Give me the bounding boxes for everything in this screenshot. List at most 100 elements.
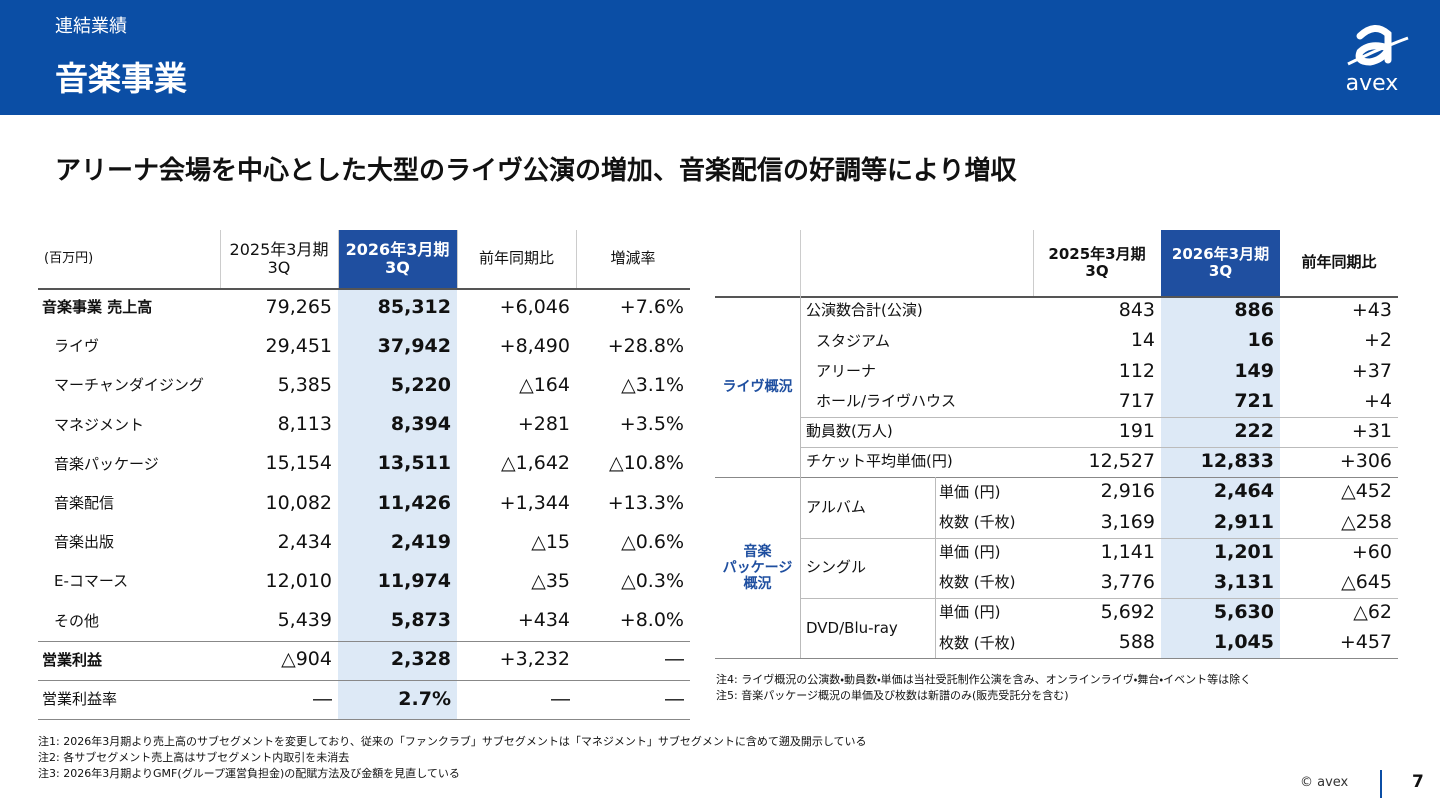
rule [576, 230, 577, 288]
cell-value: +7.6% [619, 295, 684, 318]
row-label: スタジアム [816, 331, 890, 350]
row-label: マネジメント [54, 415, 145, 434]
cell-value: △904 [281, 648, 332, 671]
cell-value: 149 [1234, 359, 1274, 382]
cell-value: △645 [1341, 570, 1392, 593]
cell-value: 191 [1118, 419, 1155, 442]
table-header: 増減率 [610, 249, 656, 268]
cell-value: △10.8% [609, 452, 684, 475]
cell-value: +6,046 [499, 295, 570, 318]
table-header: 2025年3月期 3Q [1048, 244, 1146, 280]
rule [800, 230, 801, 296]
note: 注4: ライヴ概況の公演数・動員数・単価は当社受託制作公演を含み、オンラインライ… [716, 673, 1252, 686]
row-label: E-コマース [54, 572, 129, 591]
cell-value: 843 [1118, 299, 1155, 322]
rule [800, 598, 1398, 599]
row-label: アリーナ [816, 361, 877, 380]
cell-value: 112 [1118, 359, 1155, 382]
right-notes: 注4: ライヴ概況の公演数・動員数・単価は当社受託制作公演を含み、オンラインライ… [716, 672, 1251, 704]
logo-text: avex [1346, 71, 1399, 96]
cell-value: 3,131 [1213, 570, 1274, 593]
rule [935, 537, 936, 598]
note: 注1: 2026年3月期より売上高のサブセグメントを変更しており、従来の「ファン… [38, 735, 867, 748]
row-label: 音楽パッケージ [54, 454, 159, 473]
cell-value: 717 [1118, 389, 1155, 412]
rule [38, 719, 690, 721]
cell-value: 3,776 [1100, 570, 1155, 593]
cell-value: 5,220 [390, 374, 451, 397]
sub-label: 枚数 (千枚) [939, 573, 1016, 592]
note: 注2: 各サブセグメント売上高はサブセグメント内取引を未消去 [38, 751, 350, 764]
cell-value: 2,434 [277, 530, 332, 553]
cell-value: +3,232 [499, 648, 570, 671]
group-label: ライヴ概況 [722, 378, 793, 395]
cell-value: 2,916 [1100, 480, 1155, 503]
cell-value: 588 [1118, 631, 1155, 654]
cell-value: 13,511 [377, 452, 451, 475]
rule [1033, 230, 1034, 296]
cell-value: 2.7% [398, 687, 451, 710]
cell-value: 2,419 [390, 530, 451, 553]
page-title: 音楽事業 [55, 59, 187, 98]
footer-divider [1380, 770, 1382, 798]
row-label: 公演数合計(公演) [806, 301, 923, 320]
rule [220, 230, 221, 288]
cell-value: 8,113 [277, 413, 332, 436]
cell-value: 37,942 [377, 334, 451, 357]
rule [715, 296, 1398, 298]
rule [935, 598, 936, 659]
rule [338, 230, 339, 288]
table-header: 前年同期比 [478, 249, 554, 268]
row-label: DVD/Blu-ray [806, 618, 898, 637]
sub-label: 枚数 (千枚) [939, 512, 1016, 531]
row-label: ライヴ [54, 337, 100, 356]
cell-value: 12,833 [1200, 450, 1274, 473]
left-notes: 注1: 2026年3月期より売上高のサブセグメントを変更しており、従来の「ファン… [38, 734, 867, 782]
cell-value: 886 [1234, 299, 1274, 322]
rule [935, 477, 936, 538]
cell-value: △0.6% [621, 530, 684, 553]
rule [800, 447, 1398, 448]
rule [457, 230, 458, 288]
cell-value: △15 [531, 530, 570, 553]
table-header: (百万円) [44, 250, 94, 266]
cell-value: 5,385 [277, 374, 332, 397]
row-label: マーチャンダイジング [54, 376, 204, 395]
row-label: ホール/ライヴハウス [816, 392, 957, 411]
cell-value: 12,527 [1088, 450, 1155, 473]
cell-value: +281 [517, 413, 570, 436]
cell-value: 10,082 [265, 491, 332, 514]
cell-value: 721 [1234, 389, 1274, 412]
row-label: アルバム [806, 497, 866, 516]
row-label: チケット平均単価(円) [806, 452, 953, 471]
cell-value: +306 [1339, 450, 1392, 473]
cell-value: 14 [1130, 329, 1155, 352]
sub-label: 単価 (円) [939, 543, 1001, 562]
cell-value: +13.3% [607, 491, 684, 514]
cell-value: 2,464 [1213, 480, 1274, 503]
rule [38, 640, 690, 642]
cell-value: 29,451 [265, 334, 332, 357]
rule [800, 537, 1398, 539]
cell-value: +4 [1363, 389, 1392, 412]
cell-value: +2 [1363, 329, 1392, 352]
cell-value: 8,394 [390, 413, 451, 436]
note: 注3: 2026年3月期よりGMF(グループ運営負担金)の配賦方法及び金額を見直… [38, 767, 460, 780]
headline: アリーナ会場を中心とした大型のライヴ公演の増加、音楽配信の好調等により増収 [55, 156, 1017, 186]
cell-value: △258 [1341, 510, 1392, 533]
table-header: 2026年3月期 3Q [1171, 244, 1270, 280]
cell-value: +3.5% [619, 413, 684, 436]
highlight-col [338, 288, 457, 720]
cell-value: △452 [1341, 480, 1392, 503]
cell-value: 16 [1247, 329, 1274, 352]
cell-value: 11,426 [377, 491, 451, 514]
section-label: 連結業績 [55, 16, 127, 37]
cell-value: +60 [1351, 540, 1392, 563]
cell-value: +37 [1351, 359, 1392, 382]
table-header: 2026年3月期 3Q [345, 239, 450, 277]
row-label: 営業利益率 [42, 689, 118, 708]
rule [38, 680, 690, 681]
group-label: 音楽 パッケージ 概況 [722, 543, 793, 592]
row-label: 音楽出版 [54, 533, 115, 552]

[Challenge] Reproduce verbatim every line from the line containing "rule [576, 230, 577, 288]" through the line containing "cell-value: 149 [1234, 359, 1274, 382]", including both of those lines.

[Solution]
rule [576, 230, 577, 288]
cell-value: +7.6% [619, 295, 684, 318]
row-label: スタジアム [816, 331, 890, 350]
row-label: マネジメント [54, 415, 145, 434]
cell-value: △904 [281, 648, 332, 671]
cell-value: 149 [1234, 359, 1274, 382]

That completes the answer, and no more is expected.